Exercise aim
Would it be possible to write out each entry below exactly, without the pictures?

Dataset records
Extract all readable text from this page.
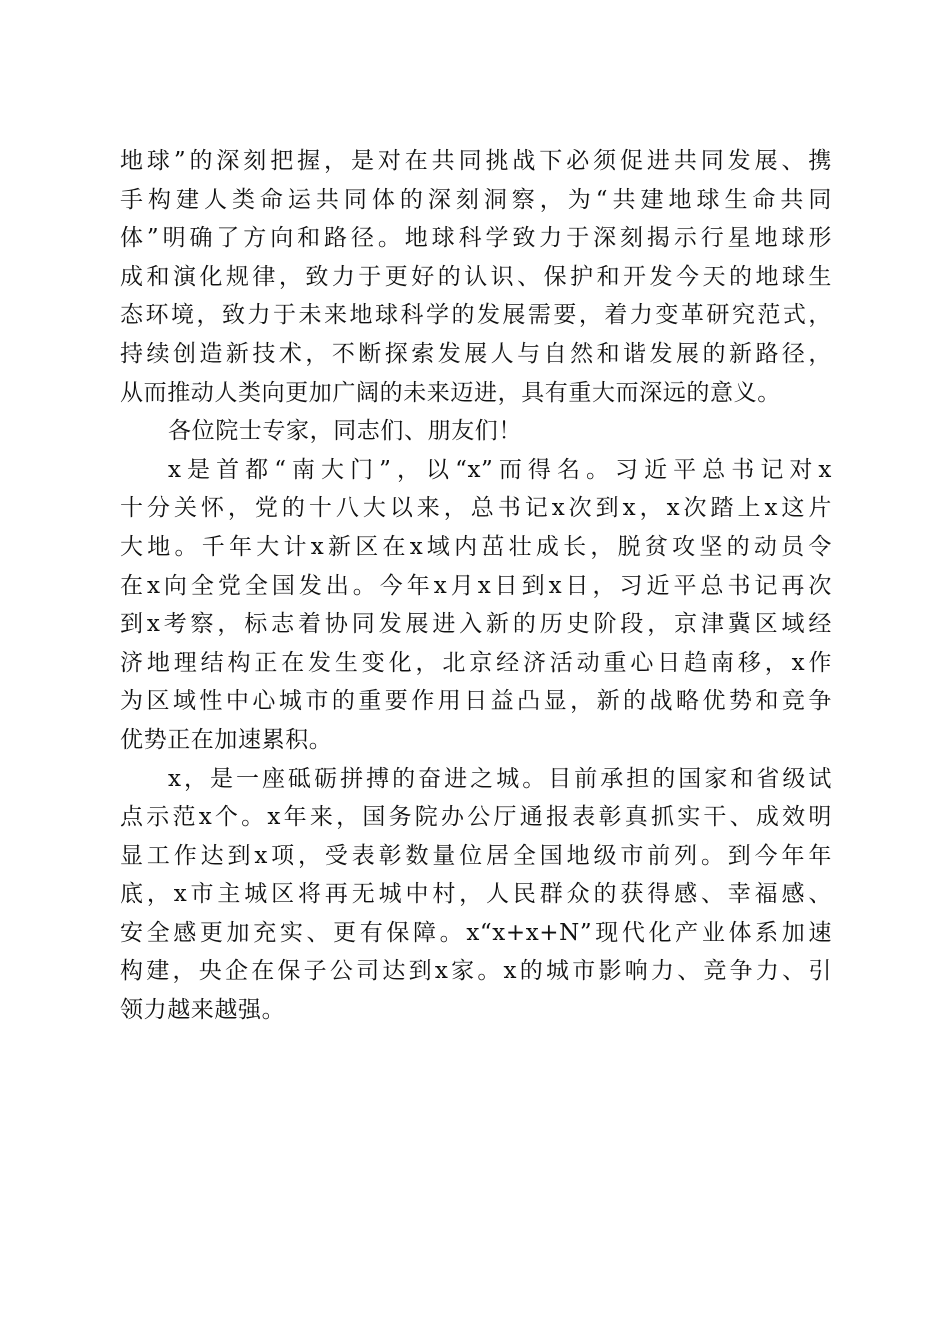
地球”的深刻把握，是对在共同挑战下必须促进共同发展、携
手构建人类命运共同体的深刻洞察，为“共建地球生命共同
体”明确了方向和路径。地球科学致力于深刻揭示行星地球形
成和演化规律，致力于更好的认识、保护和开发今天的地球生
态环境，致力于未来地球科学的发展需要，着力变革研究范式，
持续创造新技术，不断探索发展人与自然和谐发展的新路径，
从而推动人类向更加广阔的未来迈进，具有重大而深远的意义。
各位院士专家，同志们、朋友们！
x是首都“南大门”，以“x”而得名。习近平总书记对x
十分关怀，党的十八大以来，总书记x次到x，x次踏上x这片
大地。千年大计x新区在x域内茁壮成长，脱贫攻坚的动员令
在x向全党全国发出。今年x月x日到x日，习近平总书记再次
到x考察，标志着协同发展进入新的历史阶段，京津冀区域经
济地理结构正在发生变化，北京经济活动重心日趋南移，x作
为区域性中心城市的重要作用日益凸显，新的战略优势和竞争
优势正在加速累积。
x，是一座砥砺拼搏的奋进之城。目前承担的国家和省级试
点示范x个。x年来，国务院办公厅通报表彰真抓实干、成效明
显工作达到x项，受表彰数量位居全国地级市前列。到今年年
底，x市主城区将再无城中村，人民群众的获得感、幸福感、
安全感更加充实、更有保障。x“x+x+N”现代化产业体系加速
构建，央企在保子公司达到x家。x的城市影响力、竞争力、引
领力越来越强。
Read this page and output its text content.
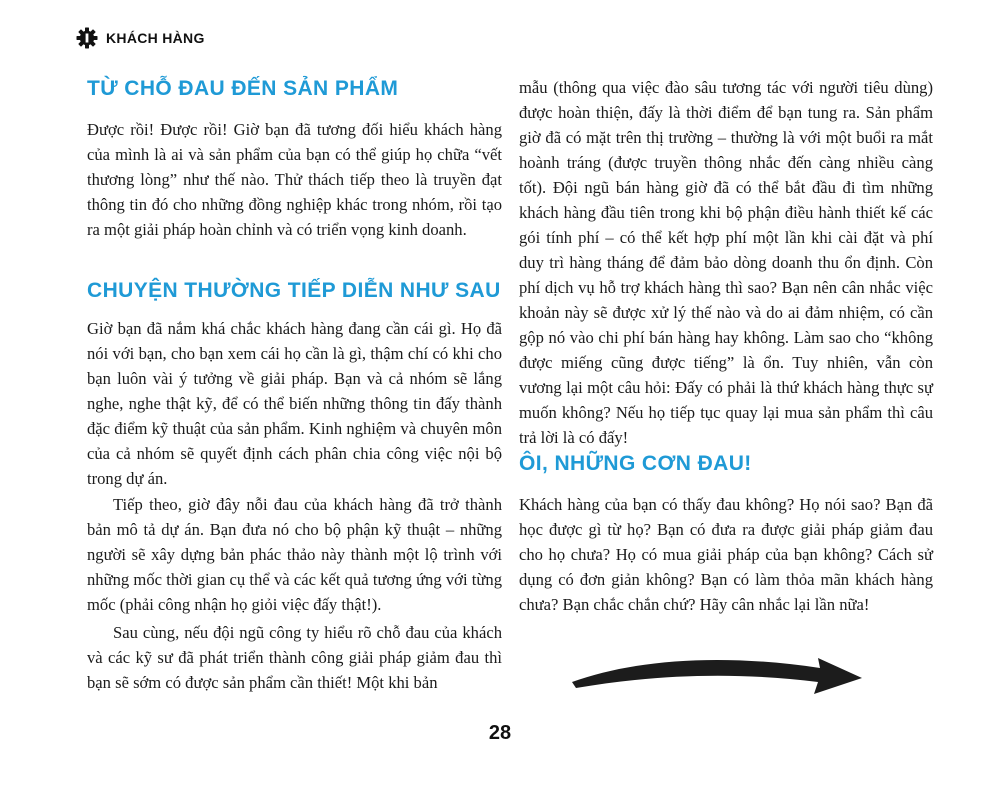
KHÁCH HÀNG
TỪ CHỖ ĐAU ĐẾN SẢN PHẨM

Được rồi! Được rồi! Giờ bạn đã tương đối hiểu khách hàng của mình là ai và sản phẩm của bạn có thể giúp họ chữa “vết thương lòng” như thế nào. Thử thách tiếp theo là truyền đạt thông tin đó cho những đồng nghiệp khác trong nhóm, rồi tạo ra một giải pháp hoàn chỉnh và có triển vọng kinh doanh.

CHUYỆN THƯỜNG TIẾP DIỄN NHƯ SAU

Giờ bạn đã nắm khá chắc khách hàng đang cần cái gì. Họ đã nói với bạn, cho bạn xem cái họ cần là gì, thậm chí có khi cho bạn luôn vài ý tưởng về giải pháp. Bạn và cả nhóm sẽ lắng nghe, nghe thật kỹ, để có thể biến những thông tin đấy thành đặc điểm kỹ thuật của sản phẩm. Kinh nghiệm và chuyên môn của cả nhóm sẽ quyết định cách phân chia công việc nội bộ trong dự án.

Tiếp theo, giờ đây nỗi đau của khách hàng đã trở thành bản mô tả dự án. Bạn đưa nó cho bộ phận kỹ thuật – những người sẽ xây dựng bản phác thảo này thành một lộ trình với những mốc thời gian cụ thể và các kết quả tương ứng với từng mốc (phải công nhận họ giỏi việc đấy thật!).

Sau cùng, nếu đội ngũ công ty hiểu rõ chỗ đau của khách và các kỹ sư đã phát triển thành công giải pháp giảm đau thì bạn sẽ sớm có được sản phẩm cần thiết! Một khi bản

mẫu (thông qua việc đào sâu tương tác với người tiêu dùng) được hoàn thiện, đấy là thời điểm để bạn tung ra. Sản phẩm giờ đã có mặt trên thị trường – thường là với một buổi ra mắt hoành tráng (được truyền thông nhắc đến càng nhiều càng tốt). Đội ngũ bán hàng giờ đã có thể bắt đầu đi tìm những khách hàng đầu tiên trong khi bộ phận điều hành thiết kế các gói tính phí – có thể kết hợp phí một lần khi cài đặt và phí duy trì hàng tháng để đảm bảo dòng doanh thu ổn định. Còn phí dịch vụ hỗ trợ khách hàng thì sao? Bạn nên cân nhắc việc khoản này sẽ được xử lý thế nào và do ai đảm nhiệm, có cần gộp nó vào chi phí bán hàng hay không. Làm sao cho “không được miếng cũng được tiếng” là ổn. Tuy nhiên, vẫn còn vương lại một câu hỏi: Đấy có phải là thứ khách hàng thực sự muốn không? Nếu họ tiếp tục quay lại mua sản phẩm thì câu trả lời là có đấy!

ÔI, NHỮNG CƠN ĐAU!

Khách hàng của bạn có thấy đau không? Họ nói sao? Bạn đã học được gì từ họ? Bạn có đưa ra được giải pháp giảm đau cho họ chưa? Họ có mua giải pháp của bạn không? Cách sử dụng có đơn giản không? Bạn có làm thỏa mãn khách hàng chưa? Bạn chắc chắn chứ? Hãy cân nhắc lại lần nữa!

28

Output for this exercise
Extract all readable text from this page.
地球”的深刻把握，是对在共同挑战下必须促进共同发展、携
手构建人类命运共同体的深刻洞察，为“共建地球生命共同
体”明确了方向和路径。地球科学致力于深刻揭示行星地球形
成和演化规律，致力于更好的认识、保护和开发今天的地球生
态环境，致力于未来地球科学的发展需要，着力变革研究范式，
持续创造新技术，不断探索发展人与自然和谐发展的新路径，
从而推动人类向更加广阔的未来迈进，具有重大而深远的意义。
各位院士专家，同志们、朋友们！
x是首都“南大门”，以“x”而得名。习近平总书记对x
十分关怀，党的十八大以来，总书记x次到x，x次踏上x这片
大地。千年大计x新区在x域内茁壮成长，脱贫攻坚的动员令
在x向全党全国发出。今年x月x日到x日，习近平总书记再次
到x考察，标志着协同发展进入新的历史阶段，京津冀区域经
济地理结构正在发生变化，北京经济活动重心日趋南移，x作
为区域性中心城市的重要作用日益凸显，新的战略优势和竞争
优势正在加速累积。
x，是一座砥砺拼搏的奋进之城。目前承担的国家和省级试
点示范x个。x年来，国务院办公厅通报表彰真抓实干、成效明
显工作达到x项，受表彰数量位居全国地级市前列。到今年年
底，x市主城区将再无城中村，人民群众的获得感、幸福感、
安全感更加充实、更有保障。x“x+x+N”现代化产业体系加速
构建，央企在保子公司达到x家。x的城市影响力、竞争力、引
领力越来越强。
Read this page and output its text content.
KHÁCH HÀNG
TỪ CHỖ ĐAU ĐẾN SẢN PHẨM

Được rồi! Được rồi! Giờ bạn đã tương đối hiểu khách hàng của mình là ai và sản phẩm của bạn có thể giúp họ chữa “vết thương lòng” như thế nào. Thử thách tiếp theo là truyền đạt thông tin đó cho những đồng nghiệp khác trong nhóm, rồi tạo ra một giải pháp hoàn chỉnh và có triển vọng kinh doanh.

CHUYỆN THƯỜNG TIẾP DIỄN NHƯ SAU

Giờ bạn đã nắm khá chắc khách hàng đang cần cái gì. Họ đã nói với bạn, cho bạn xem cái họ cần là gì, thậm chí có khi cho bạn luôn vài ý tưởng về giải pháp. Bạn và cả nhóm sẽ lắng nghe, nghe thật kỹ, để có thể biến những thông tin đấy thành đặc điểm kỹ thuật của sản phẩm. Kinh nghiệm và chuyên môn của cả nhóm sẽ quyết định cách phân chia công việc nội bộ trong dự án.

Tiếp theo, giờ đây nỗi đau của khách hàng đã trở thành bản mô tả dự án. Bạn đưa nó cho bộ phận kỹ thuật – những người sẽ xây dựng bản phác thảo này thành một lộ trình với những mốc thời gian cụ thể và các kết quả tương ứng với từng mốc (phải công nhận họ giỏi việc đấy thật!).

Sau cùng, nếu đội ngũ công ty hiểu rõ chỗ đau của khách và các kỹ sư đã phát triển thành công giải pháp giảm đau thì bạn sẽ sớm có được sản phẩm cần thiết! Một khi bản

mẫu (thông qua việc đào sâu tương tác với người tiêu dùng) được hoàn thiện, đấy là thời điểm để bạn tung ra. Sản phẩm giờ đã có mặt trên thị trường – thường là với một buổi ra mắt hoành tráng (được truyền thông nhắc đến càng nhiều càng tốt). Đội ngũ bán hàng giờ đã có thể bắt đầu đi tìm những khách hàng đầu tiên trong khi bộ phận điều hành thiết kế các gói tính phí – có thể kết hợp phí một lần khi cài đặt và phí duy trì hàng tháng để đảm bảo dòng doanh thu ổn định. Còn phí dịch vụ hỗ trợ khách hàng thì sao? Bạn nên cân nhắc việc khoản này sẽ được xử lý thế nào và do ai đảm nhiệm, có cần gộp nó vào chi phí bán hàng hay không. Làm sao cho “không được miếng cũng được tiếng” là ổn. Tuy nhiên, vẫn còn vương lại một câu hỏi: Đấy có phải là thứ khách hàng thực sự muốn không? Nếu họ tiếp tục quay lại mua sản phẩm thì câu trả lời là có đấy!

ÔI, NHỮNG CƠN ĐAU!

Khách hàng của bạn có thấy đau không? Họ nói sao? Bạn đã học được gì từ họ? Bạn có đưa ra được giải pháp giảm đau cho họ chưa? Họ có mua giải pháp của bạn không? Cách sử dụng có đơn giản không? Bạn có làm thỏa mãn khách hàng chưa? Bạn chắc chắn chứ? Hãy cân nhắc lại lần nữa!

28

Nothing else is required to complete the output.